§ STORED RECORDS

##########

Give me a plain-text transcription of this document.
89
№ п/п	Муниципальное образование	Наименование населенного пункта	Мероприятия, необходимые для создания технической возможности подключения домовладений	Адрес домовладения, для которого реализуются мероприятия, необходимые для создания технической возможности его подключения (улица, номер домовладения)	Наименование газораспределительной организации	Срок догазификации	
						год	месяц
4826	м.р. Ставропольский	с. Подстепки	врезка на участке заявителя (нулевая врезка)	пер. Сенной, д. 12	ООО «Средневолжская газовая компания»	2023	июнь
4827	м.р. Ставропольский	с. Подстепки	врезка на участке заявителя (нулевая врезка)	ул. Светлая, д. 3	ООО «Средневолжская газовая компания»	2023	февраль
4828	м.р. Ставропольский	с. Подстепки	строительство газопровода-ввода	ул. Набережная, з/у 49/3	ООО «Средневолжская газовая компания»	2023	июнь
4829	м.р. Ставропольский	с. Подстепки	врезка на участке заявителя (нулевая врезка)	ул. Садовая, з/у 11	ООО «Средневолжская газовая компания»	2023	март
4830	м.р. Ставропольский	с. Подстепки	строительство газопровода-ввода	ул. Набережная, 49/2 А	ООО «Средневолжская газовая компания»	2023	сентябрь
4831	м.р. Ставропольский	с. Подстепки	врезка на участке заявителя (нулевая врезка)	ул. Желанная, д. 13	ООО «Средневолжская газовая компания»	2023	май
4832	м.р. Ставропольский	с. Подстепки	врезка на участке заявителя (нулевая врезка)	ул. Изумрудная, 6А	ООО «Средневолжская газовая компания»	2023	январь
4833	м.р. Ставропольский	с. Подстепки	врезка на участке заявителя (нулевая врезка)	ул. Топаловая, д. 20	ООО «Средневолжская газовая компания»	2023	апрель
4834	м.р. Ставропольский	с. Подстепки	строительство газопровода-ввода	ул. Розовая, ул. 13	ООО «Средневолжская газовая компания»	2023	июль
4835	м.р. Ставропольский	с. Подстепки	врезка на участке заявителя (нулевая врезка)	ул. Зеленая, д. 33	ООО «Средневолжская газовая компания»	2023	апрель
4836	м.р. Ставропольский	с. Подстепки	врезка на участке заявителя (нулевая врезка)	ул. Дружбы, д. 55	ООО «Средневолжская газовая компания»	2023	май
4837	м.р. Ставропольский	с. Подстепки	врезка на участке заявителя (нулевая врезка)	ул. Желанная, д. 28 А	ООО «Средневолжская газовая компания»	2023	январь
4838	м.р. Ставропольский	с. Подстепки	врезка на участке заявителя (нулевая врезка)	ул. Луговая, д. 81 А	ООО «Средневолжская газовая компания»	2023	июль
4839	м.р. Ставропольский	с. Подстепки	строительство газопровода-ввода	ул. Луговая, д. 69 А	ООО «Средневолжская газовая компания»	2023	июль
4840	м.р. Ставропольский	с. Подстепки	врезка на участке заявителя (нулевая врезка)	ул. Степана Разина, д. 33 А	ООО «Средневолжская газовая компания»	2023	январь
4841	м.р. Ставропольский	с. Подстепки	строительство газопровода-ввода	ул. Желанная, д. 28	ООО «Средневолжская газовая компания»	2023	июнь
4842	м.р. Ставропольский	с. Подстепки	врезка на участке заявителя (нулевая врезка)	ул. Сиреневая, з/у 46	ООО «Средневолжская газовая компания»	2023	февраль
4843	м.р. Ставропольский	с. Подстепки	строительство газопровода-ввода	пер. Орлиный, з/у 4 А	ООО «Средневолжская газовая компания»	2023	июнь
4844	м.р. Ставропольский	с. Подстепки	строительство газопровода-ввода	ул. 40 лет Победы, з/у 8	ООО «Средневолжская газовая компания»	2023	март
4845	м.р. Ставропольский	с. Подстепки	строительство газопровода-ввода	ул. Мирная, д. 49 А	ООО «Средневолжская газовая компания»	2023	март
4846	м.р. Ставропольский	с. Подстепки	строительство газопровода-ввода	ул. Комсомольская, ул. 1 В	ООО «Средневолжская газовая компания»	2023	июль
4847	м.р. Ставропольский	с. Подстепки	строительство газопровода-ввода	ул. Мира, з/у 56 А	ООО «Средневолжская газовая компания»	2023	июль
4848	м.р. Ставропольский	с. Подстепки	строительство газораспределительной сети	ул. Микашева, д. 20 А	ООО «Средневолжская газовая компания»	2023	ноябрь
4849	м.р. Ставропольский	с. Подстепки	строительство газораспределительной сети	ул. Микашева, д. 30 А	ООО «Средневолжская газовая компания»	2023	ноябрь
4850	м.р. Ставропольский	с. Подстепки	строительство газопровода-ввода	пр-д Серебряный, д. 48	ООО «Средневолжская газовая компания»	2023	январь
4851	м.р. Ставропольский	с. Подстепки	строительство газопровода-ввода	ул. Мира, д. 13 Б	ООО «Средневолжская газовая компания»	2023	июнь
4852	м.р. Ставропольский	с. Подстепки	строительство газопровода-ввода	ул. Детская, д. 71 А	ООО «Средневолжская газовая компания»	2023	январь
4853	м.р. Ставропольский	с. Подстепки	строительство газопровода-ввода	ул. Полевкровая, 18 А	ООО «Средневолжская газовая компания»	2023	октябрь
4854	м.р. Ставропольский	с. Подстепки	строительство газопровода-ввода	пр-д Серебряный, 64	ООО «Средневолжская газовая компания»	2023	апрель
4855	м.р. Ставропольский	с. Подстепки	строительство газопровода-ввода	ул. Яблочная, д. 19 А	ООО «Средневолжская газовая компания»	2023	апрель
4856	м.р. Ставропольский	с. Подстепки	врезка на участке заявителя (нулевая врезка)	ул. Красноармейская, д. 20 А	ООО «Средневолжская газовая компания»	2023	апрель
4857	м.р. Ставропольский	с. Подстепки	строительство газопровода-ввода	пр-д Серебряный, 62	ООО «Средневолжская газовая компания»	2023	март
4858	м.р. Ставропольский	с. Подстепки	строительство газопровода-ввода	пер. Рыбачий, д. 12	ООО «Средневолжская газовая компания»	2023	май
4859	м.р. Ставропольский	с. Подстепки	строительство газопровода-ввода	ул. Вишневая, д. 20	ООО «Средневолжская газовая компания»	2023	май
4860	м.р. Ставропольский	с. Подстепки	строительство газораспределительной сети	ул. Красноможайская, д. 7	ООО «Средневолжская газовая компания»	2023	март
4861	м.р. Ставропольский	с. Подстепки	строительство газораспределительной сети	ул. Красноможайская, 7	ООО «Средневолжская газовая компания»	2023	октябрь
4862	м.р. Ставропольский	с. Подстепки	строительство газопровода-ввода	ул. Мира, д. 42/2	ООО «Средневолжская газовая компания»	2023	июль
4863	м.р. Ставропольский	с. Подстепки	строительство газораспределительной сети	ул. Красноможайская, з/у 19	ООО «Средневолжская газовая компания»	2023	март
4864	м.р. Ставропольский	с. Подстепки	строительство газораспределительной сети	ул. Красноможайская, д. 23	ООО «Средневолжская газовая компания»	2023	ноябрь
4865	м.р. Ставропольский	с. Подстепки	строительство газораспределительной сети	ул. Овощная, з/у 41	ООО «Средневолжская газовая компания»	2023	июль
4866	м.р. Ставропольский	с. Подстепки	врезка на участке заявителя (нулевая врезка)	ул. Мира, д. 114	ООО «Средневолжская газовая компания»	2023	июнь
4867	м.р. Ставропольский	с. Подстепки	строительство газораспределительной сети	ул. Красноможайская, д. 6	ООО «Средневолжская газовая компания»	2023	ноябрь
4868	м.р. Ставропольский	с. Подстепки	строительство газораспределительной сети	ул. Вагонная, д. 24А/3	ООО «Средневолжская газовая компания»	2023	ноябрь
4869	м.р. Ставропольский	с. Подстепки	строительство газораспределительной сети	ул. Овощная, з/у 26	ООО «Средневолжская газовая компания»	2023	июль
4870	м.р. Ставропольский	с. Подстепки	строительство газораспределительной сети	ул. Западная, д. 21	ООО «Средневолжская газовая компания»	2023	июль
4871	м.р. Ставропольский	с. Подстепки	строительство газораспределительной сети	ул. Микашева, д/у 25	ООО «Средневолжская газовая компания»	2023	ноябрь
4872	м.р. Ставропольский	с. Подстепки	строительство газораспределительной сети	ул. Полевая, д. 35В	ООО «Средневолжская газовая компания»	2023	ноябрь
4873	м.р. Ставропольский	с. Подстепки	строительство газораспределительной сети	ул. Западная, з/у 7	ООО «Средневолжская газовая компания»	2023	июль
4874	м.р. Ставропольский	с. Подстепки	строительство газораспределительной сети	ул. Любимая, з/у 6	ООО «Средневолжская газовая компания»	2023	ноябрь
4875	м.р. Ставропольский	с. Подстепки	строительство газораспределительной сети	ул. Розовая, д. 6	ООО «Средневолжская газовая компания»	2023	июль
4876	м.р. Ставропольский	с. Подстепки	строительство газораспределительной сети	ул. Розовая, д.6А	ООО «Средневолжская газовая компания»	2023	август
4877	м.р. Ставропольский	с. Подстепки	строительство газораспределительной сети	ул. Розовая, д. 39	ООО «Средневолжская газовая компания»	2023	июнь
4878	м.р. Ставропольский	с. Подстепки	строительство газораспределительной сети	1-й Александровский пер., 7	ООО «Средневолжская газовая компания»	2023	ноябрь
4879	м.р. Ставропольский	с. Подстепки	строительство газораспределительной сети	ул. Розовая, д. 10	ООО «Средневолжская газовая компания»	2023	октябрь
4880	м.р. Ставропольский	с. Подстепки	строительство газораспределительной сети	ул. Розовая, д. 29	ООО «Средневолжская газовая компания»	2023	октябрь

##########

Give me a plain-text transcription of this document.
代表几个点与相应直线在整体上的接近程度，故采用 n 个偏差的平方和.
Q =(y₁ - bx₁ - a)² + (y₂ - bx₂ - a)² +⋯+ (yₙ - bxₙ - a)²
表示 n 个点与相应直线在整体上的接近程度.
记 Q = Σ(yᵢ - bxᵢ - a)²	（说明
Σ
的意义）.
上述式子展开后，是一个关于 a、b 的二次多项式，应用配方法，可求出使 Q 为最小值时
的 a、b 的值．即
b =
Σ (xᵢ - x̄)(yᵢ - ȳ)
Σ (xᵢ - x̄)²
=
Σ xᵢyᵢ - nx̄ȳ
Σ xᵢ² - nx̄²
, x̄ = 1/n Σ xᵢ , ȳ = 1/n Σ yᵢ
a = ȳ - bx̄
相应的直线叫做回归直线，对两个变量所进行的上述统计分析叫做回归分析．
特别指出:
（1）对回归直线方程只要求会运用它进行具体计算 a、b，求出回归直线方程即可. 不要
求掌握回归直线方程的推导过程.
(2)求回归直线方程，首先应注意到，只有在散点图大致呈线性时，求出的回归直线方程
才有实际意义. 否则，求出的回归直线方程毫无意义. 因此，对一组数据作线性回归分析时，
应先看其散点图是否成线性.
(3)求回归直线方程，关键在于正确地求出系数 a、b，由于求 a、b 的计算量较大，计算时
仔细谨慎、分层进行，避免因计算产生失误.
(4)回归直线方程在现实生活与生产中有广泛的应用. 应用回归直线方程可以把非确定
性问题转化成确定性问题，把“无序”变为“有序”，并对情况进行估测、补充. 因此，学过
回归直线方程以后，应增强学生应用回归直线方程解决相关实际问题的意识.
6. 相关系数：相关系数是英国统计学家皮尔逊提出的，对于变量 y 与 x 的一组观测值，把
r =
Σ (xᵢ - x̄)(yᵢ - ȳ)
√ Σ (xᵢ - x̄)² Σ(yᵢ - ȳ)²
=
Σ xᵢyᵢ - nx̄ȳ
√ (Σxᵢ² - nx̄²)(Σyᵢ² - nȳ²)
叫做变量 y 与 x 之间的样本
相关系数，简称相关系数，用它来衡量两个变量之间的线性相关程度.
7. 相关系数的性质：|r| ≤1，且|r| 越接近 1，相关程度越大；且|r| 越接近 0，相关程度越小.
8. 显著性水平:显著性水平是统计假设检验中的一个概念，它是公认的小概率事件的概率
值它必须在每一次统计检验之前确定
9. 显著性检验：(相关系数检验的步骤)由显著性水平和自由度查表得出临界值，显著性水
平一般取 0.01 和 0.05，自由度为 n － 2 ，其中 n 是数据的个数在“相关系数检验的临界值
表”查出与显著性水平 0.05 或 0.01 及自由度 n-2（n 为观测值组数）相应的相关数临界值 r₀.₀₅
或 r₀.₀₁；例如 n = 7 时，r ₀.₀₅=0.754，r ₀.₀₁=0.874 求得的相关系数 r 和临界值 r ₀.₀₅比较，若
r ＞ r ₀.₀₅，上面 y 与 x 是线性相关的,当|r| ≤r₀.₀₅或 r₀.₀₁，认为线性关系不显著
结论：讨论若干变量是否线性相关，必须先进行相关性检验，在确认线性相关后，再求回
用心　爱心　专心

##########

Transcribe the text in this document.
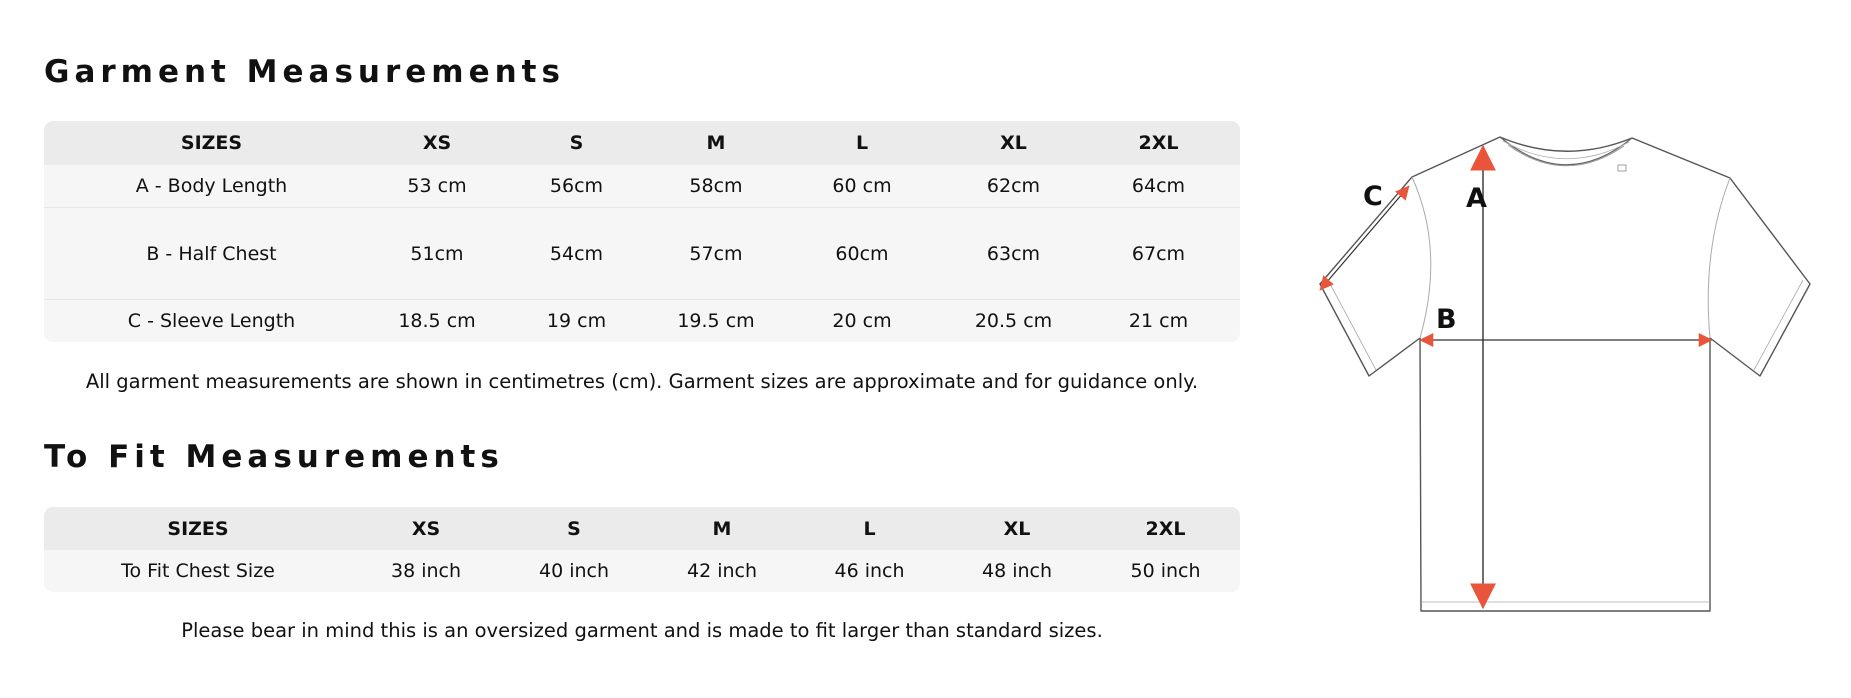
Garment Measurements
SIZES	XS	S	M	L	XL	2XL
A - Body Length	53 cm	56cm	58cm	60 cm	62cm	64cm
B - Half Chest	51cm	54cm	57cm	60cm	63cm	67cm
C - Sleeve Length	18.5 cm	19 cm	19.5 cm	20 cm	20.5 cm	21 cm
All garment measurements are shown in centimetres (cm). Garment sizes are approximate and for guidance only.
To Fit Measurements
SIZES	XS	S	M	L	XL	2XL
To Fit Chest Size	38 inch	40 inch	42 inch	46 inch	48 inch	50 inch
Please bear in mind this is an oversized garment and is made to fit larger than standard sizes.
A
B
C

##########

§ WHAT TO PRODUCE
Find each line with the string "Красноможайская" and copy it out.

§ THE RESPONSE
4860	м.р. Ставропольский	с. Подстепки	строительство газораспределительной сети	ул. Красноможайская, д. 7	ООО «Средневолжская газовая компания»	2023	март
4861	м.р. Ставропольский	с. Подстепки	строительство газораспределительной сети	ул. Красноможайская, 7	ООО «Средневолжская газовая компания»	2023	октябрь
4863	м.р. Ставропольский	с. Подстепки	строительство газораспределительной сети	ул. Красноможайская, з/у 19	ООО «Средневолжская газовая компания»	2023	март
4864	м.р. Ставропольский	с. Подстепки	строительство газораспределительной сети	ул. Красноможайская, д. 23	ООО «Средневолжская газовая компания»	2023	ноябрь
4867	м.р. Ставропольский	с. Подстепки	строительство газораспределительной сети	ул. Красноможайская, д. 6	ООО «Средневолжская газовая компания»	2023	ноябрь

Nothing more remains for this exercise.